All of the data needs to be repeated exactly.

[Data items]
»»

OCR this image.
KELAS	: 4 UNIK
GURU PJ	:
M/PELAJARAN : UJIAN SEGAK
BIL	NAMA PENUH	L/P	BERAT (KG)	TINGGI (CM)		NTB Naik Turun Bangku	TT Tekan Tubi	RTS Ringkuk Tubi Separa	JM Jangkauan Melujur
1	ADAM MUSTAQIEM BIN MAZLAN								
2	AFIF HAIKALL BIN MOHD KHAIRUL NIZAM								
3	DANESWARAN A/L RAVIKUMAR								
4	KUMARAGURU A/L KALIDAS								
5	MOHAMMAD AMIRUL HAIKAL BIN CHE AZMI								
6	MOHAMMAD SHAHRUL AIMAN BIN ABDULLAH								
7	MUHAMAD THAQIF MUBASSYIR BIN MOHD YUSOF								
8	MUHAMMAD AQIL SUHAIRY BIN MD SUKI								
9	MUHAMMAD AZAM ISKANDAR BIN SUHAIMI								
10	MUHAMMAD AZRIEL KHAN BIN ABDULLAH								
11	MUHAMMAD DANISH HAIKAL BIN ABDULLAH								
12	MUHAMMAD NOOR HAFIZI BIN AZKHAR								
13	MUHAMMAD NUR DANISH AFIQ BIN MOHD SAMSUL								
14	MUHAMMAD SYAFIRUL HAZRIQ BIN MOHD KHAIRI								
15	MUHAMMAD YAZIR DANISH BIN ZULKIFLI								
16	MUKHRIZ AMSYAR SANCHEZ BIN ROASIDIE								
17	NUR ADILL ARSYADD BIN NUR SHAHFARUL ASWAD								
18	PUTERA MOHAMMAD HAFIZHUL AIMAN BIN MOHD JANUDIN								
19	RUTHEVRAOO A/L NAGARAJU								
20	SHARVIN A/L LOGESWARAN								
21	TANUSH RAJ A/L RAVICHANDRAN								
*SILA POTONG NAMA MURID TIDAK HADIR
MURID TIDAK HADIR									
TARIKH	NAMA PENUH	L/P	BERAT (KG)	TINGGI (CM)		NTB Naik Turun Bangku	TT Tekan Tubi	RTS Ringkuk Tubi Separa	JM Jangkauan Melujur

««

• [REPLY]
OCR this image.
KELAS	: 4 UNIK
GURU PJ	:
M/PELAJARAN : UJIAN SEGAK
BIL	NAMA PENUH	L/P	BERAT (KG)	TINGGI (CM)		NTB Naik Turun Bangku	TT Tekan Tubi	RTS Ringkuk Tubi Separa	JM Jangkauan Melujur
1	ADAM MUSTAQIEM BIN MAZLAN								
2	AFIF HAIKALL BIN MOHD KHAIRUL NIZAM								
3	DANESWARAN A/L RAVIKUMAR								
4	KUMARAGURU A/L KALIDAS								
5	MOHAMMAD AMIRUL HAIKAL BIN CHE AZMI								
6	MOHAMMAD SHAHRUL AIMAN BIN ABDULLAH								
7	MUHAMAD THAQIF MUBASSYIR BIN MOHD YUSOF								
8	MUHAMMAD AQIL SUHAIRY BIN MD SUKI								
9	MUHAMMAD AZAM ISKANDAR BIN SUHAIMI								
10	MUHAMMAD AZRIEL KHAN BIN ABDULLAH								
11	MUHAMMAD DANISH HAIKAL BIN ABDULLAH								
12	MUHAMMAD NOOR HAFIZI BIN AZKHAR								
13	MUHAMMAD NUR DANISH AFIQ BIN MOHD SAMSUL								
14	MUHAMMAD SYAFIRUL HAZRIQ BIN MOHD KHAIRI								
15	MUHAMMAD YAZIR DANISH BIN ZULKIFLI								
16	MUKHRIZ AMSYAR SANCHEZ BIN ROASIDIE								
17	NUR ADILL ARSYADD BIN NUR SHAHFARUL ASWAD								
18	PUTERA MOHAMMAD HAFIZHUL AIMAN BIN MOHD JANUDIN								
19	RUTHEVRAOO A/L NAGARAJU								
20	SHARVIN A/L LOGESWARAN								
21	TANUSH RAJ A/L RAVICHANDRAN								
*SILA POTONG NAMA MURID TIDAK HADIR
MURID TIDAK HADIR									
TARIKH	NAMA PENUH	L/P	BERAT (KG)	TINGGI (CM)		NTB Naik Turun Bangku	TT Tekan Tubi	RTS Ringkuk Tubi Separa	JM Jangkauan Melujur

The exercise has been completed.